→ **The problem**: Tally the lines that contain the string "Beam" and state that total without comment.
□ □ □
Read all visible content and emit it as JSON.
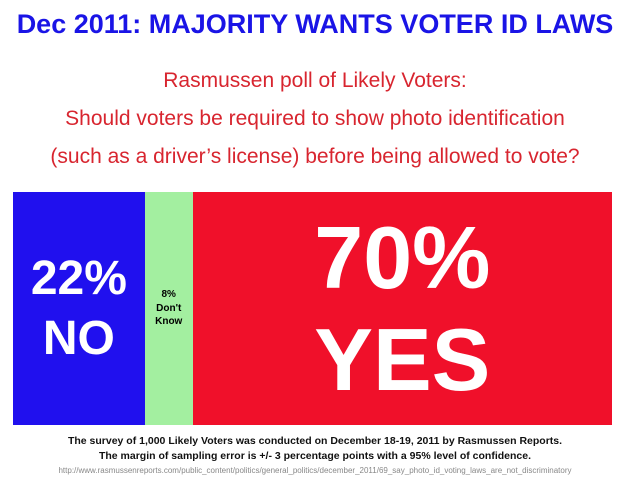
{
  "colors": {
    "no": "#2010ee",
    "dont_know": "#a3efa0",
    "yes": "#f0102a"
  },
  "chart_data": {
    "type": "bar",
    "orientation": "stacked-horizontal",
    "title": "Dec 2011: MAJORITY WANTS VOTER ID LAWS",
    "subtitle": [
      "Rasmussen poll of Likely Voters:",
      "Should voters be required to show photo identification",
      "(such as a driver’s license) before being allowed to vote?"
    ],
    "categories": [
      "NO",
      "Don't Know",
      "YES"
    ],
    "values": [
      22,
      8,
      70
    ],
    "labels": [
      {
        "pct": "22%",
        "text": "NO"
      },
      {
        "pct": "8%",
        "text": "Don't Know"
      },
      {
        "pct": "70%",
        "text": "YES"
      }
    ],
    "footnote": [
      "The survey of 1,000 Likely Voters was conducted on December 18-19, 2011 by Rasmussen Reports.",
      "The margin of sampling error is +/- 3 percentage points with a 95% level of confidence."
    ],
    "source_url": "http://www.rasmussenreports.com/public_content/politics/general_politics/december_2011/69_say_photo_id_voting_laws_are_not_discriminatory"
  }
}
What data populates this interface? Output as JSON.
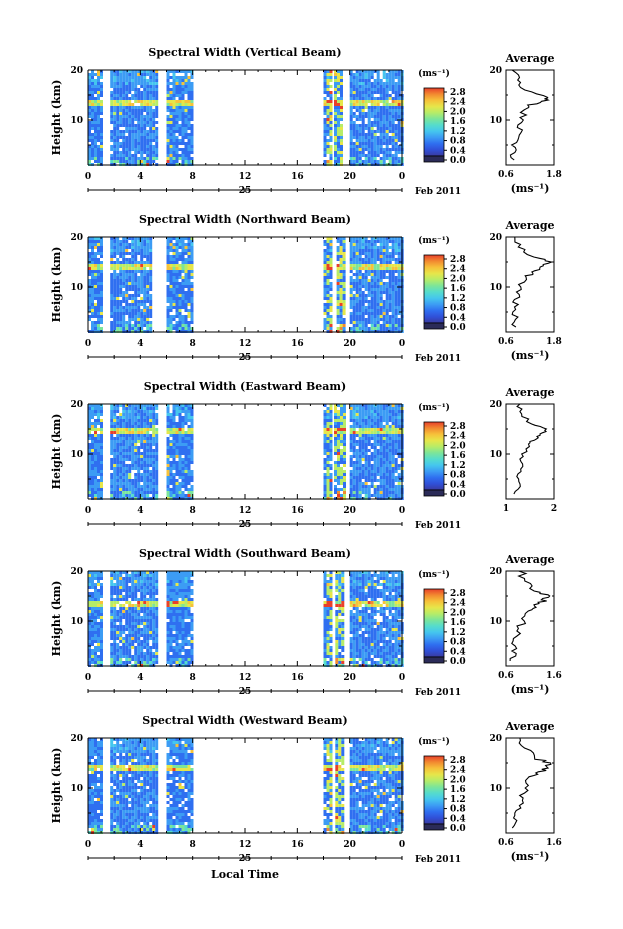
{
  "colors": {
    "colormap": [
      "#3a3aa0",
      "#3050d8",
      "#2f6ff0",
      "#3c9cf4",
      "#45c6ee",
      "#55dccc",
      "#7ce59a",
      "#b6ec68",
      "#e6e64a",
      "#f6c23a",
      "#f28a30",
      "#e8402a"
    ],
    "colorbar_stops": [
      "#e8402a",
      "#f28a30",
      "#f6c23a",
      "#e6e64a",
      "#b6ec68",
      "#7ce59a",
      "#55dccc",
      "#45c6ee",
      "#3c9cf4",
      "#2f6ff0",
      "#3050d8",
      "#3a3aa0"
    ],
    "colorbar_dark": "#2b2b58",
    "gap": "#ffffff",
    "axis": "#000000"
  },
  "shared": {
    "y_label": "Height (km)",
    "x_label": "Local Time",
    "x_ticks": [
      "0",
      "4",
      "8",
      "12",
      "16",
      "20",
      "0"
    ],
    "date_label": "25",
    "month_label": "Feb 2011",
    "colorbar_unit": "(ms⁻¹)",
    "colorbar_ticks": [
      "2.8",
      "2.4",
      "2.0",
      "1.6",
      "1.2",
      "0.8",
      "0.4",
      "0.0"
    ],
    "avg_title": "Average",
    "avg_unit": "(ms⁻¹)",
    "y_ticks": [
      "20",
      "10"
    ]
  },
  "chart_data": [
    {
      "type": "heatmap",
      "title": "Spectral Width (Vertical Beam)",
      "xlabel": "Local Time",
      "ylabel": "Height (km)",
      "xlim": [
        0,
        24
      ],
      "ylim": [
        1,
        20
      ],
      "color_range": [
        0.0,
        3.0
      ],
      "data_time_ranges": [
        [
          0,
          1.1
        ],
        [
          1.7,
          5.2
        ],
        [
          6.0,
          8.0
        ],
        [
          18.0,
          18.5
        ],
        [
          18.8,
          19.3
        ],
        [
          20.0,
          24.0
        ]
      ],
      "high_band_heights": [
        13.0,
        14.5
      ],
      "profile": {
        "title": "Average",
        "xlabel": "(ms⁻¹)",
        "xticks": [
          "0.6",
          "1.8"
        ],
        "xlim": [
          0.6,
          1.8
        ],
        "heights": [
          2,
          4,
          6,
          8,
          10,
          12,
          13,
          14,
          14.5,
          16,
          18,
          20
        ],
        "values": [
          0.75,
          0.8,
          0.85,
          0.95,
          1.0,
          1.05,
          1.2,
          1.6,
          1.7,
          1.1,
          0.9,
          0.8
        ]
      }
    },
    {
      "type": "heatmap",
      "title": "Spectral Width (Northward Beam)",
      "xlabel": "Local Time",
      "ylabel": "Height (km)",
      "xlim": [
        0,
        24
      ],
      "ylim": [
        1,
        20
      ],
      "color_range": [
        0.0,
        3.0
      ],
      "data_time_ranges": [
        [
          0,
          1.1
        ],
        [
          1.7,
          4.9
        ],
        [
          6.0,
          8.0
        ],
        [
          18.0,
          18.5
        ],
        [
          19.0,
          19.5
        ],
        [
          20.0,
          24.0
        ]
      ],
      "high_band_heights": [
        13.5,
        15.0
      ],
      "profile": {
        "title": "Average",
        "xlabel": "(ms⁻¹)",
        "xticks": [
          "0.6",
          "1.8"
        ],
        "xlim": [
          0.6,
          1.8
        ],
        "heights": [
          2,
          4,
          6,
          8,
          10,
          12,
          13,
          14,
          15,
          16,
          18,
          20
        ],
        "values": [
          0.8,
          0.85,
          0.8,
          0.9,
          0.95,
          1.1,
          1.3,
          1.5,
          1.7,
          1.3,
          0.9,
          0.8
        ]
      }
    },
    {
      "type": "heatmap",
      "title": "Spectral Width (Eastward Beam)",
      "xlabel": "Local Time",
      "ylabel": "Height (km)",
      "xlim": [
        0,
        24
      ],
      "ylim": [
        1,
        20
      ],
      "color_range": [
        0.0,
        3.0
      ],
      "data_time_ranges": [
        [
          0,
          1.1
        ],
        [
          1.7,
          5.2
        ],
        [
          6.0,
          8.0
        ],
        [
          18.0,
          18.5
        ],
        [
          18.8,
          19.5
        ],
        [
          20.0,
          24.0
        ]
      ],
      "high_band_heights": [
        14.0,
        15.5
      ],
      "profile": {
        "title": "Average",
        "xlabel": "",
        "xticks": [
          "1",
          "2"
        ],
        "xlim": [
          0.5,
          2.0
        ],
        "heights": [
          2,
          4,
          6,
          8,
          10,
          12,
          13,
          14,
          15,
          16,
          18,
          20
        ],
        "values": [
          0.8,
          0.9,
          0.85,
          1.0,
          1.05,
          1.2,
          1.4,
          1.6,
          1.8,
          1.3,
          1.0,
          0.9
        ]
      }
    },
    {
      "type": "heatmap",
      "title": "Spectral Width (Southward Beam)",
      "xlabel": "Local Time",
      "ylabel": "Height (km)",
      "xlim": [
        0,
        24
      ],
      "ylim": [
        1,
        20
      ],
      "color_range": [
        0.0,
        3.0
      ],
      "data_time_ranges": [
        [
          0,
          1.1
        ],
        [
          1.7,
          5.3
        ],
        [
          6.0,
          8.0
        ],
        [
          18.0,
          18.5
        ],
        [
          18.9,
          19.4
        ],
        [
          20.0,
          24.0
        ]
      ],
      "high_band_heights": [
        13.0,
        14.5
      ],
      "profile": {
        "title": "Average",
        "xlabel": "(ms⁻¹)",
        "xticks": [
          "0.6",
          "1.6"
        ],
        "xlim": [
          0.6,
          1.6
        ],
        "heights": [
          2,
          4,
          6,
          8,
          10,
          12,
          13,
          14,
          15,
          16,
          18,
          20
        ],
        "values": [
          0.7,
          0.75,
          0.8,
          0.85,
          0.95,
          1.05,
          1.2,
          1.4,
          1.5,
          1.2,
          1.0,
          0.9
        ]
      }
    },
    {
      "type": "heatmap",
      "title": "Spectral Width (Westward Beam)",
      "xlabel": "Local Time",
      "ylabel": "Height (km)",
      "xlim": [
        0,
        24
      ],
      "ylim": [
        1,
        20
      ],
      "color_range": [
        0.0,
        3.0
      ],
      "data_time_ranges": [
        [
          0,
          1.1
        ],
        [
          1.7,
          5.2
        ],
        [
          6.0,
          8.0
        ],
        [
          18.0,
          18.5
        ],
        [
          18.9,
          19.4
        ],
        [
          20.0,
          24.0
        ]
      ],
      "high_band_heights": [
        13.5,
        15.0
      ],
      "profile": {
        "title": "Average",
        "xlabel": "(ms⁻¹)",
        "xticks": [
          "0.6",
          "1.6"
        ],
        "xlim": [
          0.6,
          1.6
        ],
        "heights": [
          2,
          4,
          6,
          8,
          10,
          12,
          13,
          14,
          15,
          16,
          18,
          20
        ],
        "values": [
          0.75,
          0.8,
          0.85,
          0.9,
          1.0,
          1.1,
          1.25,
          1.45,
          1.5,
          1.2,
          1.0,
          0.9
        ]
      }
    }
  ]
}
□ □ □
→ **Solved exercise**: 5